** start of Exercise input **
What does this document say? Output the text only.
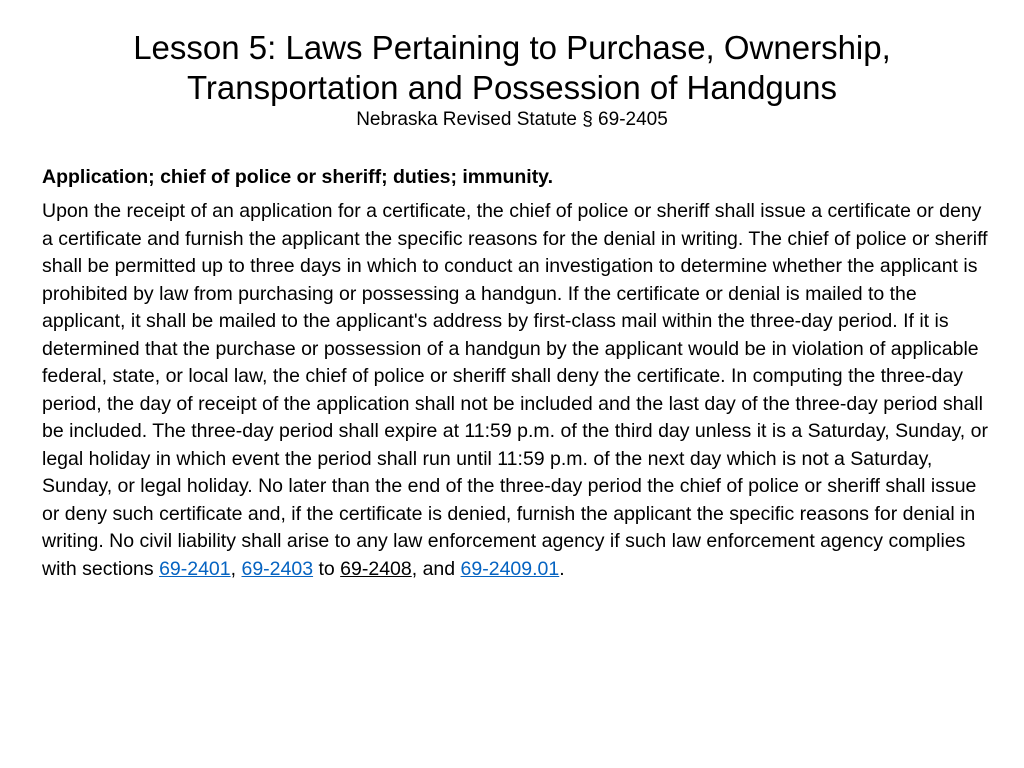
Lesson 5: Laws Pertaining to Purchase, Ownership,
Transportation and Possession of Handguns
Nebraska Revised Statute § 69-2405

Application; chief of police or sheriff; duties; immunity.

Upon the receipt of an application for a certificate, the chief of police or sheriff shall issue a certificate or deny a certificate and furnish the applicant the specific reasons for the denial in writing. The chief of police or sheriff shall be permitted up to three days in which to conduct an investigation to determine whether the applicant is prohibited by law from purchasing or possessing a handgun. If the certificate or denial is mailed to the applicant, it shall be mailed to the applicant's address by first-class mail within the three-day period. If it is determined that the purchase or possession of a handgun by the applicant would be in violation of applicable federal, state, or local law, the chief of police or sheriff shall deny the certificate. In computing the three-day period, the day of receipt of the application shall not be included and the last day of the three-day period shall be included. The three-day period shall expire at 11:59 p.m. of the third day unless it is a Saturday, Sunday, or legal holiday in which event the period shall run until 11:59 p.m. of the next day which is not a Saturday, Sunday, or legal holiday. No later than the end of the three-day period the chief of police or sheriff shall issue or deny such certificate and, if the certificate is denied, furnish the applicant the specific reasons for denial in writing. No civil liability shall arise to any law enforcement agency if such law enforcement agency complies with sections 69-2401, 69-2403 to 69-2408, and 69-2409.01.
** end of Exercise input **
** start of Exercise input **
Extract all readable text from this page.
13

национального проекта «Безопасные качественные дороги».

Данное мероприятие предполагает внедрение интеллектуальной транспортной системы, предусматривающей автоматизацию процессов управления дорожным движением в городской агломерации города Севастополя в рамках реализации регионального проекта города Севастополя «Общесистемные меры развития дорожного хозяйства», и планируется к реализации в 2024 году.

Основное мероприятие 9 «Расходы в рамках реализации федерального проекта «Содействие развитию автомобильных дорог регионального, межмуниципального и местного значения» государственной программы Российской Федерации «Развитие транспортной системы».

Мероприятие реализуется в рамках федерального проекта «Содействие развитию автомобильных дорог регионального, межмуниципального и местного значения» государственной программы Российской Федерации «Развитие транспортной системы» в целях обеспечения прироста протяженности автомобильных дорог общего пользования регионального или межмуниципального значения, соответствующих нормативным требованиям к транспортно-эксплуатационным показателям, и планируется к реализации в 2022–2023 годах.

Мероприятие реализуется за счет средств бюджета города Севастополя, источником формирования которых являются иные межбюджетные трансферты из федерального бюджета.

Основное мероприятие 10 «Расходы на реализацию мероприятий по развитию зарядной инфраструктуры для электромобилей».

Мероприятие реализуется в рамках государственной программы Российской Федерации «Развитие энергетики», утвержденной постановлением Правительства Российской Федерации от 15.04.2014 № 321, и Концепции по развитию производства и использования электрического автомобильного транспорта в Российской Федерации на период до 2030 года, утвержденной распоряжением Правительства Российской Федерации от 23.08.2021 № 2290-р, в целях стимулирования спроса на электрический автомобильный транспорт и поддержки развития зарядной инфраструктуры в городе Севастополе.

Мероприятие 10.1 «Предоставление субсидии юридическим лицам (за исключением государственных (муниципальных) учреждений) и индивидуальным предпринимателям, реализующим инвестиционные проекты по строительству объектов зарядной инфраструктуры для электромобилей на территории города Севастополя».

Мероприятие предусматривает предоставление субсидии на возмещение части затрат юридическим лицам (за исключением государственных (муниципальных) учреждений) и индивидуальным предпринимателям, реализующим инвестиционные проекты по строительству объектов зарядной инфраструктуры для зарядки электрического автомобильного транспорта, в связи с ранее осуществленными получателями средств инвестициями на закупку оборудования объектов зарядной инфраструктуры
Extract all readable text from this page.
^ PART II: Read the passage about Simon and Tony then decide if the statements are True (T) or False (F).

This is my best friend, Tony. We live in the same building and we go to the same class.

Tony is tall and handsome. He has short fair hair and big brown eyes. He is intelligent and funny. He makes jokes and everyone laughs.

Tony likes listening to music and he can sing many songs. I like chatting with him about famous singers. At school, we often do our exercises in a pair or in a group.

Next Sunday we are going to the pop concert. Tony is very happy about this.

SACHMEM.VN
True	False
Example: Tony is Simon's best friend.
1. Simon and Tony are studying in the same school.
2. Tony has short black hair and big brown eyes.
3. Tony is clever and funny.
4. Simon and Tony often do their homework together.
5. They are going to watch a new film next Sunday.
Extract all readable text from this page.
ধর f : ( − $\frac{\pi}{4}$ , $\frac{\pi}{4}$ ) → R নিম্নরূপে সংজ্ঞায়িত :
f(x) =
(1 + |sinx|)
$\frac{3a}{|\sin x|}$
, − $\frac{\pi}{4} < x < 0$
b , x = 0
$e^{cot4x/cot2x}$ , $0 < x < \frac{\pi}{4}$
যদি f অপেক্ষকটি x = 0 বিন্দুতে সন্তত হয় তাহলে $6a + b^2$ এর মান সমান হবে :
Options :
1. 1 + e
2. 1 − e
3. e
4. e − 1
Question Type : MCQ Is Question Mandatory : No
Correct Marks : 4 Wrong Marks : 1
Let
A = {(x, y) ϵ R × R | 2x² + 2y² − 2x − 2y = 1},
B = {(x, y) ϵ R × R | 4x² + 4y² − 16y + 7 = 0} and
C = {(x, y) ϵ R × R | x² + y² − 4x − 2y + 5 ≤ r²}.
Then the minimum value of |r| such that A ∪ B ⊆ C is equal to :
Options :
** end of Exercise input **
Above are the records. Copy every line in them holding "frac".

Reply:
ধর f : ( − $\frac{\pi}{4}$ , $\frac{\pi}{4}$ ) → R নিম্নরূপে সংজ্ঞায়িত :
$\frac{3a}{|\sin x|}$
, − $\frac{\pi}{4} < x < 0$
$e^{cot4x/cot2x}$ , $0 < x < \frac{\pi}{4}$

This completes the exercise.